Please render each line of the rows below as a JSON list of strings, one string per line, leaving out blank lines.

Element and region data
··········
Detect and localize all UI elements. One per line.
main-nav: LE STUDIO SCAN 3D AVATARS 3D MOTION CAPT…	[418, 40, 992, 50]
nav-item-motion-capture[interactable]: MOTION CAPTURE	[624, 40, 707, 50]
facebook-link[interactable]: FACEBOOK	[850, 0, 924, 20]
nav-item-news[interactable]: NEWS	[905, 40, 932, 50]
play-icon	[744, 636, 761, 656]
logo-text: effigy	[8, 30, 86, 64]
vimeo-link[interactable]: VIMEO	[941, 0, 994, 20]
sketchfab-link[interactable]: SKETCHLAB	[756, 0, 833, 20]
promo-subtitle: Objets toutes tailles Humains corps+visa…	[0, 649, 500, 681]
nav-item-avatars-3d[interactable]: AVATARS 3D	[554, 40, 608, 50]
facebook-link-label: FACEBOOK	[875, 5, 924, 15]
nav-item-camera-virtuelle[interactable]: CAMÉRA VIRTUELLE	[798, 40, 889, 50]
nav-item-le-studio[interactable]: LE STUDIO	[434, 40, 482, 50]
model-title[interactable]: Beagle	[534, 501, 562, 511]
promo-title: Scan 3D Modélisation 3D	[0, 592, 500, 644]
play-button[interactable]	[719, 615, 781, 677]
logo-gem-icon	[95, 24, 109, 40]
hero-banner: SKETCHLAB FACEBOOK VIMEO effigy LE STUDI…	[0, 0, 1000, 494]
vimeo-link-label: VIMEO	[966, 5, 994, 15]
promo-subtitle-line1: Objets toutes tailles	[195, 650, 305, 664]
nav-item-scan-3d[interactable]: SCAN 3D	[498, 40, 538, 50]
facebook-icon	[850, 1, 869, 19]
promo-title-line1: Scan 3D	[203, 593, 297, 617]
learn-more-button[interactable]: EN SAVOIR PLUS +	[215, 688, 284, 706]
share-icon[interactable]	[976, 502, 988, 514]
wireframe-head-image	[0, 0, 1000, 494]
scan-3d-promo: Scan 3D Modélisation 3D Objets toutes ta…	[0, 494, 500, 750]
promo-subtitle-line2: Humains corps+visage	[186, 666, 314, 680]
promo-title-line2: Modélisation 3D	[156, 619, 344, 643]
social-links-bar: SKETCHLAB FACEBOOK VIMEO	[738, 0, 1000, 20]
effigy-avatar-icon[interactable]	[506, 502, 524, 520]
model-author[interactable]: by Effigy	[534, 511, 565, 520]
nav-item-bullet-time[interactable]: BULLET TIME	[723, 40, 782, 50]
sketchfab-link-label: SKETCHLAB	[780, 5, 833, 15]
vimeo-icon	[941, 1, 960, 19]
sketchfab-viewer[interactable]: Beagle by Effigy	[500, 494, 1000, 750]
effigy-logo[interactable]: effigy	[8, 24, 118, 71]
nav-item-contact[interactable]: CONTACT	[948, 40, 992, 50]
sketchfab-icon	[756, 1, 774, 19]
··········
• Correct result:
[
  "Detect and localize all UI elements. One per line.",
  "main-nav: LE STUDIO SCAN 3D AVATARS 3D MOTION CAPT…\t[418, 40, 992, 50]",
  "nav-item-motion-capture[interactable]: MOTION CAPTURE\t[624, 40, 707, 50]",
  "facebook-link[interactable]: FACEBOOK\t[850, 0, 924, 20]",
  "nav-item-news[interactable]: NEWS\t[905, 40, 932, 50]",
  "play-icon\t[744, 636, 761, 656]",
  "logo-text: effigy\t[8, 30, 86, 64]",
  "vimeo-link[interactable]: VIMEO\t[941, 0, 994, 20]",
  "sketchfab-link[interactable]: SKETCHLAB\t[756, 0, 833, 20]",
  "promo-subtitle: Objets toutes tailles Humains corps+visa…\t[0, 649, 500, 681]",
  "nav-item-avatars-3d[interactable]: AVATARS 3D\t[554, 40, 608, 50]",
  "facebook-link-label: FACEBOOK\t[875, 5, 924, 15]",
  "nav-item-camera-virtuelle[interactable]: CAMÉRA VIRTUELLE\t[798, 40, 889, 50]",
  "nav-item-le-studio[interactable]: LE STUDIO\t[434, 40, 482, 50]",
  "model-title[interactable]: Beagle\t[534, 501, 562, 511]",
  "promo-title: Scan 3D Modélisation 3D\t[0, 592, 500, 644]",
  "play-button[interactable]\t[719, 615, 781, 677]",
  "logo-gem-icon\t[95, 24, 109, 40]",
  "hero-banner: SKETCHLAB FACEBOOK VIMEO effigy LE STUDI…\t[0, 0, 1000, 494]",
  "vimeo-link-label: VIMEO\t[966, 5, 994, 15]",
  "promo-subtitle-line1: Objets toutes tailles\t[195, 650, 305, 664]",
  "nav-item-scan-3d[interactable]: SCAN 3D\t[498, 40, 538, 50]",
  "facebook-icon\t[850, 1, 869, 19]",
  "promo-title-line1: Scan 3D\t[203, 593, 297, 617]",
  "learn-more-button[interactable]: EN SAVOIR PLUS +\t[215, 688, 284, 706]",
  "share-icon[interactable]\t[976, 502, 988, 514]",
  "wireframe-head-image\t[0, 0, 1000, 494]",
  "scan-3d-promo: Scan 3D Modélisation 3D Objets toutes ta…\t[0, 494, 500, 750]",
  "promo-subtitle-line2: Humains corps+visage\t[186, 666, 314, 680]",
  "promo-title-line2: Modélisation 3D\t[156, 619, 344, 643]",
  "social-links-bar: SKETCHLAB FACEBOOK VIMEO\t[738, 0, 1000, 20]",
  "effigy-avatar-icon[interactable]\t[506, 502, 524, 520]",
  "model-author[interactable]: by Effigy\t[534, 511, 565, 520]",
  "nav-item-bullet-time[interactable]: BULLET TIME\t[723, 40, 782, 50]",
  "sketchfab-link-label: SKETCHLAB\t[780, 5, 833, 15]",
  "vimeo-icon\t[941, 1, 960, 19]",
  "sketchfab-viewer[interactable]: Beagle by Effigy\t[500, 494, 1000, 750]",
  "effigy-logo[interactable]: effigy\t[8, 24, 118, 71]",
  "nav-item-contact[interactable]: CONTACT\t[948, 40, 992, 50]",
  "sketchfab-icon\t[756, 1, 774, 19]"
]